Sift the material for lines containing "datasource", and return them.

--- START PROVIDED MATERIAL ---

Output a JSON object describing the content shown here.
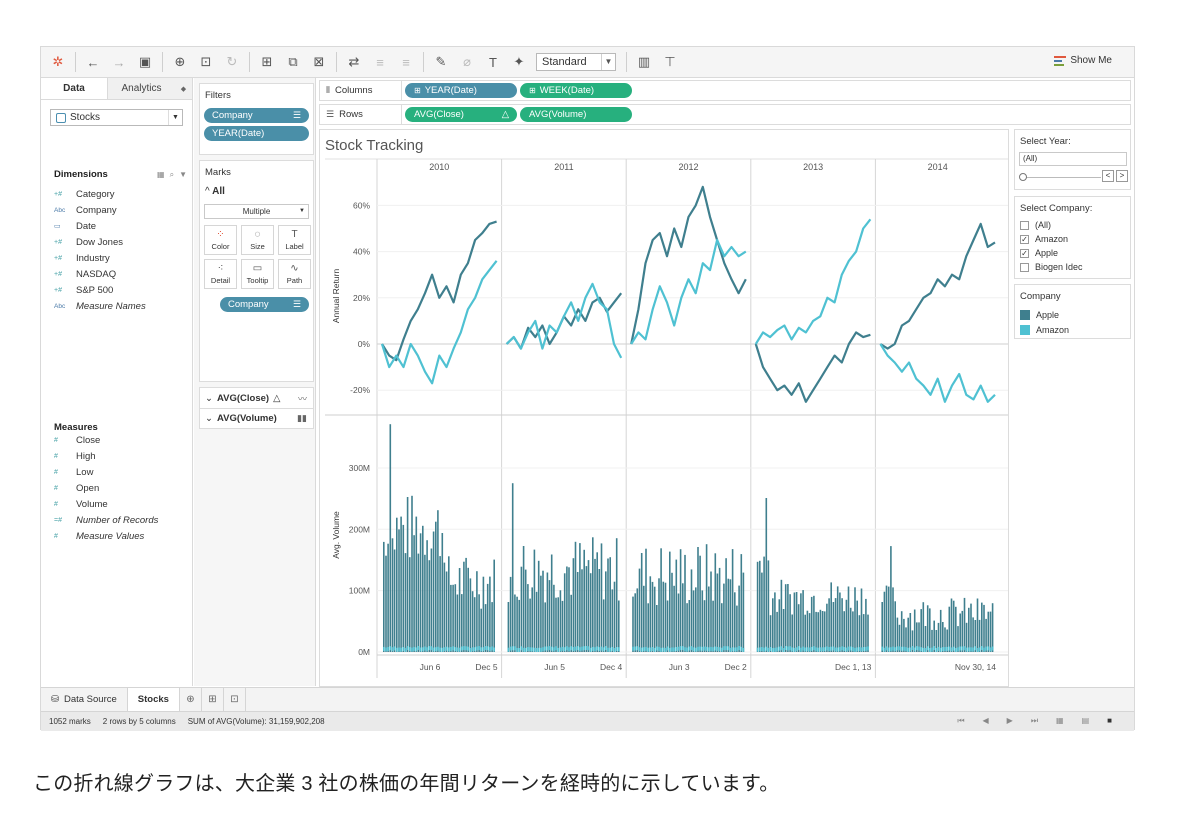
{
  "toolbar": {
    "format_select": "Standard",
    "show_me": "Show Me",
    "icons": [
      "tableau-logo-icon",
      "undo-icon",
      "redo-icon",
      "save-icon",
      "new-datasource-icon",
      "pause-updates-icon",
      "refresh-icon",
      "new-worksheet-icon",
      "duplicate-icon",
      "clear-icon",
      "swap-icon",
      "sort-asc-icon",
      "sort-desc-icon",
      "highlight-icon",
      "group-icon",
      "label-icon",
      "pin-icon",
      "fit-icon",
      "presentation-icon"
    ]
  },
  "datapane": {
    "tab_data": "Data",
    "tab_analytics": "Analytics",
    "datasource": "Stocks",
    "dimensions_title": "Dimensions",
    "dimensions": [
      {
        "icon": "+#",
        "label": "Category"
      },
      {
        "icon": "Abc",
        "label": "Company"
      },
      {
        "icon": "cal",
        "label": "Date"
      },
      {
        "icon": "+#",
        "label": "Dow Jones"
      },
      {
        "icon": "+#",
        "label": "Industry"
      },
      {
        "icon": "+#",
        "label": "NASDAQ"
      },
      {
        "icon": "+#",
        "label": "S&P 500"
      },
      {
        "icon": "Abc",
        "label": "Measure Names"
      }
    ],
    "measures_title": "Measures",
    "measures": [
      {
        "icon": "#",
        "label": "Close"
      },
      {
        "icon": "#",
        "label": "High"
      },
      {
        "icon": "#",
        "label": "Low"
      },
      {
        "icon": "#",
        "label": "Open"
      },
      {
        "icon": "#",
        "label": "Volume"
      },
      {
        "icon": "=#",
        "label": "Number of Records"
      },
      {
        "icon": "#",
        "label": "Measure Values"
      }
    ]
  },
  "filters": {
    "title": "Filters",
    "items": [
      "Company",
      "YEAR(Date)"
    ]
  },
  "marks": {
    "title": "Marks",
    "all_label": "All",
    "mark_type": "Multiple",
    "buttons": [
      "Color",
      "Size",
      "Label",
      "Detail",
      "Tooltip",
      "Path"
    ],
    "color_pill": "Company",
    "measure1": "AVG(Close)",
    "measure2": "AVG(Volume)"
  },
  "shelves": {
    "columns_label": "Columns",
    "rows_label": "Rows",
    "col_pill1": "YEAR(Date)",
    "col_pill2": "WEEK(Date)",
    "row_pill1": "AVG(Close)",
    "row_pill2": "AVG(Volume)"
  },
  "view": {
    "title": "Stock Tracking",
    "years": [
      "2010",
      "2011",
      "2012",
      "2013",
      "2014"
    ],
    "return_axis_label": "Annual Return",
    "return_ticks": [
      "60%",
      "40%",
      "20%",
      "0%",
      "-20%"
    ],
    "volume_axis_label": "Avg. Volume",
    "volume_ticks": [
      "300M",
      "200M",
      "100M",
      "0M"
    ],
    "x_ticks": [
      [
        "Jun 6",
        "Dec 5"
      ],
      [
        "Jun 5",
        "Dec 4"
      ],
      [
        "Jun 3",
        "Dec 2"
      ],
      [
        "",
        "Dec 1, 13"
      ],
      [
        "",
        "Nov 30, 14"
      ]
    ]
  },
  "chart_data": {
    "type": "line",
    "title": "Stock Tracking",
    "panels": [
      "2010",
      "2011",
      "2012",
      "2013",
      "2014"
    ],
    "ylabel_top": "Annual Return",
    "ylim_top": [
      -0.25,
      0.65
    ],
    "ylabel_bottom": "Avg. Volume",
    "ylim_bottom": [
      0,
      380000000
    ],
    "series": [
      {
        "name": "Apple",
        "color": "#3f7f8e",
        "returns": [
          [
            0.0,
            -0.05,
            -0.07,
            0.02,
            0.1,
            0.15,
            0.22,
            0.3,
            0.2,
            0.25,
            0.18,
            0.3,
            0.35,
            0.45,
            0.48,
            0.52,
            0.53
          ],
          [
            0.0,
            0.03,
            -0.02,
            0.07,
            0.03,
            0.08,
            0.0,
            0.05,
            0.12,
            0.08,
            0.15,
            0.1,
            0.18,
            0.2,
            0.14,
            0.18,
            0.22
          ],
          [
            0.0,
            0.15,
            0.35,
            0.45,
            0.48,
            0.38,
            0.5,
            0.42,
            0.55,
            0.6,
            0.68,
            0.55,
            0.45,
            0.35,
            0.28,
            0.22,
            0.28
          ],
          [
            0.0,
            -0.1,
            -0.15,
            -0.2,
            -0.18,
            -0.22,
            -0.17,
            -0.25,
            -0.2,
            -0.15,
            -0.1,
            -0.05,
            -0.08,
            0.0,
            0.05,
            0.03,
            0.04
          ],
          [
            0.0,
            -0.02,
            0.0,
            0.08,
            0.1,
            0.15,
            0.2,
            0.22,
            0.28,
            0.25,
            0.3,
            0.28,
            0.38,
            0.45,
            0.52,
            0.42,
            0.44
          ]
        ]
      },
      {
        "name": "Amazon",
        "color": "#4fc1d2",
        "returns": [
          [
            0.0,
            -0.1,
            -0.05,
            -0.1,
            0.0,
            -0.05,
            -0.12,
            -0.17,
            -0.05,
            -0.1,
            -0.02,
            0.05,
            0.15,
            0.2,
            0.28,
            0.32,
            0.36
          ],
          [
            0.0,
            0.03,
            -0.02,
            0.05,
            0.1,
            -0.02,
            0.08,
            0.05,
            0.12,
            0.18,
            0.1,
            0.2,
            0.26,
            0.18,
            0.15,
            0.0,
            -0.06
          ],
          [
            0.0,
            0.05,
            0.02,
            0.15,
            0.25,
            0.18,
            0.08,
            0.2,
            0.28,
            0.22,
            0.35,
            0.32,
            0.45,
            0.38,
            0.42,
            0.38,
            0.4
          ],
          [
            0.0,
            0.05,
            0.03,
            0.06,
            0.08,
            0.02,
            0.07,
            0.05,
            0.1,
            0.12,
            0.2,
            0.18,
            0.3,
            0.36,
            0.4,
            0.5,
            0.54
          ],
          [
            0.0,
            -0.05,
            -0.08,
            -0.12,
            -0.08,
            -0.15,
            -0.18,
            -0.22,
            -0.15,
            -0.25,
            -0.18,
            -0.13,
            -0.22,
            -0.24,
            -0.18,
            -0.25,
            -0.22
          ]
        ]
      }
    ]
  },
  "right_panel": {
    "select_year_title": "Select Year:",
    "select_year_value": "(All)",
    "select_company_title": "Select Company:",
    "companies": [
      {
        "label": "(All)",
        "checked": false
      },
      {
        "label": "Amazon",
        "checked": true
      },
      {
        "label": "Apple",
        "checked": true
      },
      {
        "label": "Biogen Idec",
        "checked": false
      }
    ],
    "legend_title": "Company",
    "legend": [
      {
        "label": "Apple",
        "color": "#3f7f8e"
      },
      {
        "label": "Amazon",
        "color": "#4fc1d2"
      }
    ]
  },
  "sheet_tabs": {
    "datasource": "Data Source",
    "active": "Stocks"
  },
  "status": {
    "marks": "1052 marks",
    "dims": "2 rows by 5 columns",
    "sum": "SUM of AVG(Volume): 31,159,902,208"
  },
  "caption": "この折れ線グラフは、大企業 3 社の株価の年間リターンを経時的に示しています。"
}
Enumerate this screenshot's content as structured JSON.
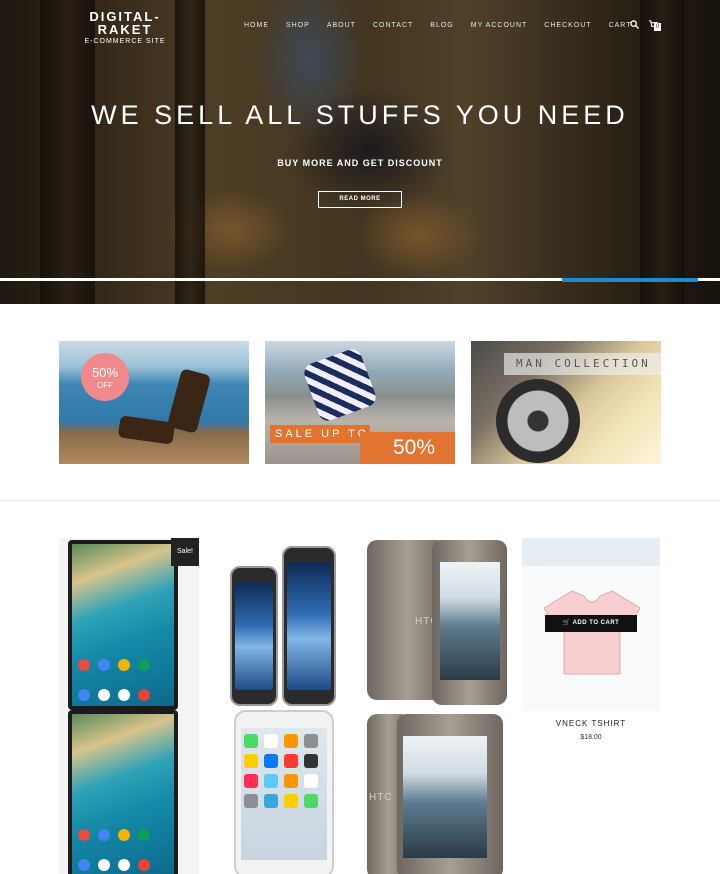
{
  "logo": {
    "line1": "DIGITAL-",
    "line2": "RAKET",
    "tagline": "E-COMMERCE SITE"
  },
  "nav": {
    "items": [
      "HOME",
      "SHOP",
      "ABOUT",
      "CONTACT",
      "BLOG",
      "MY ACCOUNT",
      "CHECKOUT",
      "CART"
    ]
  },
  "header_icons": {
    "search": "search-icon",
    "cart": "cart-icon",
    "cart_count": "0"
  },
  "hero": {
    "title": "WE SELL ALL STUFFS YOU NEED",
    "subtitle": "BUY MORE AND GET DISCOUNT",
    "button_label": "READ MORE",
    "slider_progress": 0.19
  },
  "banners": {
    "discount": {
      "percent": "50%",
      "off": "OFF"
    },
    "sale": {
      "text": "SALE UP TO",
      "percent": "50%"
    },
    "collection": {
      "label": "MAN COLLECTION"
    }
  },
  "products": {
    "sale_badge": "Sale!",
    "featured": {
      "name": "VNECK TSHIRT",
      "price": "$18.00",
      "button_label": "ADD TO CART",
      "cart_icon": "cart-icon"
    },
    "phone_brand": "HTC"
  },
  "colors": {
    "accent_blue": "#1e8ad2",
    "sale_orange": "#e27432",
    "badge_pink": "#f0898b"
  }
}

--- END PROVIDED MATERIAL ---

* TASK RESPONSE
      "new-datasource-icon",
    "datasource": "Stocks",
    "datasource": "Data Source",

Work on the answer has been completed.